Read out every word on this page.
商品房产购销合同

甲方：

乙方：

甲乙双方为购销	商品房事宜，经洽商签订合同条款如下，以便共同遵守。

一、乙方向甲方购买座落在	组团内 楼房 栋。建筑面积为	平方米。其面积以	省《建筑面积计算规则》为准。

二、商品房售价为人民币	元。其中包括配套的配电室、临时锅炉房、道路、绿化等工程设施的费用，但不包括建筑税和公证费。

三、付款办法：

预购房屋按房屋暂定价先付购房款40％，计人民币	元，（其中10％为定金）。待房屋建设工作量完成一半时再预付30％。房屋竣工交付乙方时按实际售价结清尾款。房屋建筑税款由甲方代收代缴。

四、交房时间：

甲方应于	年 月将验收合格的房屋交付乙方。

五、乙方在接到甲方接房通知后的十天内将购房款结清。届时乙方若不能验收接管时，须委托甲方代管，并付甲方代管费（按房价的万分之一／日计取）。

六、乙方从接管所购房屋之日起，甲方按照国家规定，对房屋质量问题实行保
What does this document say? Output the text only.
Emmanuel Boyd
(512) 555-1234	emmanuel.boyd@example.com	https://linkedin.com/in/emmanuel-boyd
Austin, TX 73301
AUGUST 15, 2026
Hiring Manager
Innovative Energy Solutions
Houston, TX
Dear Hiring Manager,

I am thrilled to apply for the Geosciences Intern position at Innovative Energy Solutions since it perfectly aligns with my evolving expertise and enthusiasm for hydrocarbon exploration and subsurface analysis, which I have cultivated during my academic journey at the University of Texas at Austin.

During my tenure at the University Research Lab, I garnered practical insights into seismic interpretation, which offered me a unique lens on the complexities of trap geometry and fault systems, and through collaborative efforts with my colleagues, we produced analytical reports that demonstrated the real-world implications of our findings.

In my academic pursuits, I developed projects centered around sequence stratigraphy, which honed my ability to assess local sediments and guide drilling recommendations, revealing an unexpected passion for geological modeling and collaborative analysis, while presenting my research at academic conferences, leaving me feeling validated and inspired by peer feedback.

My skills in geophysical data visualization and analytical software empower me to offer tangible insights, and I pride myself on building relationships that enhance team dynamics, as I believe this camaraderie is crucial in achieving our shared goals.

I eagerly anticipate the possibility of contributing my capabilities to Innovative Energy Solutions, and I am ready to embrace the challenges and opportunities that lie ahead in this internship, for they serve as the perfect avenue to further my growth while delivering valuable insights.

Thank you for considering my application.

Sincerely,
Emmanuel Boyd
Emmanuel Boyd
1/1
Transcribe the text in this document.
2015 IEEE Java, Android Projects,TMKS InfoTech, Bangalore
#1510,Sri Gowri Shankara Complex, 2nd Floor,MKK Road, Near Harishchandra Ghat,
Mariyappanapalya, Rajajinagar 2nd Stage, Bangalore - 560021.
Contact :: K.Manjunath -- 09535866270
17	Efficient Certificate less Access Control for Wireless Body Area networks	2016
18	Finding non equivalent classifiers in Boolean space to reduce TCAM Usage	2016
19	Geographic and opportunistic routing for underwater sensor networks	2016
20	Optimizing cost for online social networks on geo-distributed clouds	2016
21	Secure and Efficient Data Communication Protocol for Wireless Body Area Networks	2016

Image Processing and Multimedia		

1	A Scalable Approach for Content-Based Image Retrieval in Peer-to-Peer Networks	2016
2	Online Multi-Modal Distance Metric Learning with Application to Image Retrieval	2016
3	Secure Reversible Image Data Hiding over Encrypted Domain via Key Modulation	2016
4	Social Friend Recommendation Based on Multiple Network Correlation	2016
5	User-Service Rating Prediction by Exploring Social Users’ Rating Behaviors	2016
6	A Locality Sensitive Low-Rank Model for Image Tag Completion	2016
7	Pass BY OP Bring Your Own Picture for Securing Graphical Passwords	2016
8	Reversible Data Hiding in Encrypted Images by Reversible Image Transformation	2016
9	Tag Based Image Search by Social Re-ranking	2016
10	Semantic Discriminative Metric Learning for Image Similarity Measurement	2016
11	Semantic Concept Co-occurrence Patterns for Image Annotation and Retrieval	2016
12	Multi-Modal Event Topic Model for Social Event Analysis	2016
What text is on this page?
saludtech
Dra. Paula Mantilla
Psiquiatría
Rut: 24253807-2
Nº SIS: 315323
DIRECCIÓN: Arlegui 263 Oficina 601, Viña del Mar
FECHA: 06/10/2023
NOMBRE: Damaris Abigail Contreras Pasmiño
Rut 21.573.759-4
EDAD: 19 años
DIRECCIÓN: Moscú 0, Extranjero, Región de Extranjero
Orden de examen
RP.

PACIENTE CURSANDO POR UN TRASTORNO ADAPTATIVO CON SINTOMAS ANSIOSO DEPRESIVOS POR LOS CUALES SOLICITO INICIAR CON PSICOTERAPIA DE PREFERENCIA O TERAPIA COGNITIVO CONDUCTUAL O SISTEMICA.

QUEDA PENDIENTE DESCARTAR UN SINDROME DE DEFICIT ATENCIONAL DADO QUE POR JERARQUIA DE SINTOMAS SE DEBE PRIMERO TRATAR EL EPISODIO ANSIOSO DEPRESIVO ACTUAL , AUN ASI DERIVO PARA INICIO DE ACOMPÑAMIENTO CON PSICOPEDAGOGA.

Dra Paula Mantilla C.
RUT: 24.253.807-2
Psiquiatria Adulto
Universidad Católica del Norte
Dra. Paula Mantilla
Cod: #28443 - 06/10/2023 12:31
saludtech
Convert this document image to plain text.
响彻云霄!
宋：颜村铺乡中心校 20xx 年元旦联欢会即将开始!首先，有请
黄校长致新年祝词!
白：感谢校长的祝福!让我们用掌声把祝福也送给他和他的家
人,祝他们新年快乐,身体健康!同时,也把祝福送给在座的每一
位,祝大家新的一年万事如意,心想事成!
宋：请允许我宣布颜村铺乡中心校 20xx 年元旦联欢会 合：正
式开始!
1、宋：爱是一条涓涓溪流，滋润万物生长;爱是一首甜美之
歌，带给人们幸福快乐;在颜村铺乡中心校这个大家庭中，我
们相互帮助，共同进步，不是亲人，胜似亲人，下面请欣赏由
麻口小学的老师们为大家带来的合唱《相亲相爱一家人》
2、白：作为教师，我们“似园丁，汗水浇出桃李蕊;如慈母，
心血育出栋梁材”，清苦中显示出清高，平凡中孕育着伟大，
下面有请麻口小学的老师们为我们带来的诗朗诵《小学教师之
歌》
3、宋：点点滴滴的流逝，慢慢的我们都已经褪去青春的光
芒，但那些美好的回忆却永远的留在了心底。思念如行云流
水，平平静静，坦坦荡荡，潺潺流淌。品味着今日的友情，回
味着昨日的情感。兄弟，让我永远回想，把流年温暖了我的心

▬▬▬▬▬▬▬▬▬▬

Problem:
Your task is to reproduce all of the records exactly.

Finished task:
Read out every word on this page.
商品房产购销合同

甲方：

乙方：

甲乙双方为购销	商品房事宜，经洽商签订合同条款如下，以便共同遵守。

一、乙方向甲方购买座落在	组团内 楼房 栋。建筑面积为	平方米。其面积以	省《建筑面积计算规则》为准。

二、商品房售价为人民币	元。其中包括配套的配电室、临时锅炉房、道路、绿化等工程设施的费用，但不包括建筑税和公证费。

三、付款办法：

预购房屋按房屋暂定价先付购房款40％，计人民币	元，（其中10％为定金）。待房屋建设工作量完成一半时再预付30％。房屋竣工交付乙方时按实际售价结清尾款。房屋建筑税款由甲方代收代缴。

四、交房时间：

甲方应于	年 月将验收合格的房屋交付乙方。

五、乙方在接到甲方接房通知后的十天内将购房款结清。届时乙方若不能验收接管时，须委托甲方代管，并付甲方代管费（按房价的万分之一／日计取）。

六、乙方从接管所购房屋之日起，甲方按照国家规定，对房屋质量问题实行保
What does this document say? Output the text only.
Emmanuel Boyd
(512) 555-1234	emmanuel.boyd@example.com	https://linkedin.com/in/emmanuel-boyd
Austin, TX 73301
AUGUST 15, 2026
Hiring Manager
Innovative Energy Solutions
Houston, TX
Dear Hiring Manager,

I am thrilled to apply for the Geosciences Intern position at Innovative Energy Solutions since it perfectly aligns with my evolving expertise and enthusiasm for hydrocarbon exploration and subsurface analysis, which I have cultivated during my academic journey at the University of Texas at Austin.

During my tenure at the University Research Lab, I garnered practical insights into seismic interpretation, which offered me a unique lens on the complexities of trap geometry and fault systems, and through collaborative efforts with my colleagues, we produced analytical reports that demonstrated the real-world implications of our findings.

In my academic pursuits, I developed projects centered around sequence stratigraphy, which honed my ability to assess local sediments and guide drilling recommendations, revealing an unexpected passion for geological modeling and collaborative analysis, while presenting my research at academic conferences, leaving me feeling validated and inspired by peer feedback.

My skills in geophysical data visualization and analytical software empower me to offer tangible insights, and I pride myself on building relationships that enhance team dynamics, as I believe this camaraderie is crucial in achieving our shared goals.

I eagerly anticipate the possibility of contributing my capabilities to Innovative Energy Solutions, and I am ready to embrace the challenges and opportunities that lie ahead in this internship, for they serve as the perfect avenue to further my growth while delivering valuable insights.

Thank you for considering my application.

Sincerely,
Emmanuel Boyd
Emmanuel Boyd
1/1
Transcribe the text in this document.
2015 IEEE Java, Android Projects,TMKS InfoTech, Bangalore
#1510,Sri Gowri Shankara Complex, 2nd Floor,MKK Road, Near Harishchandra Ghat,
Mariyappanapalya, Rajajinagar 2nd Stage, Bangalore - 560021.
Contact :: K.Manjunath -- 09535866270
17	Efficient Certificate less Access Control for Wireless Body Area networks	2016
18	Finding non equivalent classifiers in Boolean space to reduce TCAM Usage	2016
19	Geographic and opportunistic routing for underwater sensor networks	2016
20	Optimizing cost for online social networks on geo-distributed clouds	2016
21	Secure and Efficient Data Communication Protocol for Wireless Body Area Networks	2016

Image Processing and Multimedia		

1	A Scalable Approach for Content-Based Image Retrieval in Peer-to-Peer Networks	2016
2	Online Multi-Modal Distance Metric Learning with Application to Image Retrieval	2016
3	Secure Reversible Image Data Hiding over Encrypted Domain via Key Modulation	2016
4	Social Friend Recommendation Based on Multiple Network Correlation	2016
5	User-Service Rating Prediction by Exploring Social Users’ Rating Behaviors	2016
6	A Locality Sensitive Low-Rank Model for Image Tag Completion	2016
7	Pass BY OP Bring Your Own Picture for Securing Graphical Passwords	2016
8	Reversible Data Hiding in Encrypted Images by Reversible Image Transformation	2016
9	Tag Based Image Search by Social Re-ranking	2016
10	Semantic Discriminative Metric Learning for Image Similarity Measurement	2016
11	Semantic Concept Co-occurrence Patterns for Image Annotation and Retrieval	2016
12	Multi-Modal Event Topic Model for Social Event Analysis	2016
What text is on this page?
saludtech
Dra. Paula Mantilla
Psiquiatría
Rut: 24253807-2
Nº SIS: 315323
DIRECCIÓN: Arlegui 263 Oficina 601, Viña del Mar
FECHA: 06/10/2023
NOMBRE: Damaris Abigail Contreras Pasmiño
Rut 21.573.759-4
EDAD: 19 años
DIRECCIÓN: Moscú 0, Extranjero, Región de Extranjero
Orden de examen
RP.

PACIENTE CURSANDO POR UN TRASTORNO ADAPTATIVO CON SINTOMAS ANSIOSO DEPRESIVOS POR LOS CUALES SOLICITO INICIAR CON PSICOTERAPIA DE PREFERENCIA O TERAPIA COGNITIVO CONDUCTUAL O SISTEMICA.

QUEDA PENDIENTE DESCARTAR UN SINDROME DE DEFICIT ATENCIONAL DADO QUE POR JERARQUIA DE SINTOMAS SE DEBE PRIMERO TRATAR EL EPISODIO ANSIOSO DEPRESIVO ACTUAL , AUN ASI DERIVO PARA INICIO DE ACOMPÑAMIENTO CON PSICOPEDAGOGA.

Dra Paula Mantilla C.
RUT: 24.253.807-2
Psiquiatria Adulto
Universidad Católica del Norte
Dra. Paula Mantilla
Cod: #28443 - 06/10/2023 12:31
saludtech
Convert this document image to plain text.
响彻云霄!
宋：颜村铺乡中心校 20xx 年元旦联欢会即将开始!首先，有请
黄校长致新年祝词!
白：感谢校长的祝福!让我们用掌声把祝福也送给他和他的家
人,祝他们新年快乐,身体健康!同时,也把祝福送给在座的每一
位,祝大家新的一年万事如意,心想事成!
宋：请允许我宣布颜村铺乡中心校 20xx 年元旦联欢会 合：正
式开始!
1、宋：爱是一条涓涓溪流，滋润万物生长;爱是一首甜美之
歌，带给人们幸福快乐;在颜村铺乡中心校这个大家庭中，我
们相互帮助，共同进步，不是亲人，胜似亲人，下面请欣赏由
麻口小学的老师们为大家带来的合唱《相亲相爱一家人》
2、白：作为教师，我们“似园丁，汗水浇出桃李蕊;如慈母，
心血育出栋梁材”，清苦中显示出清高，平凡中孕育着伟大，
下面有请麻口小学的老师们为我们带来的诗朗诵《小学教师之
歌》
3、宋：点点滴滴的流逝，慢慢的我们都已经褪去青春的光
芒，但那些美好的回忆却永远的留在了心底。思念如行云流
水，平平静静，坦坦荡荡，潺潺流淌。品味着今日的友情，回
味着昨日的情感。兄弟，让我永远回想，把流年温暖了我的心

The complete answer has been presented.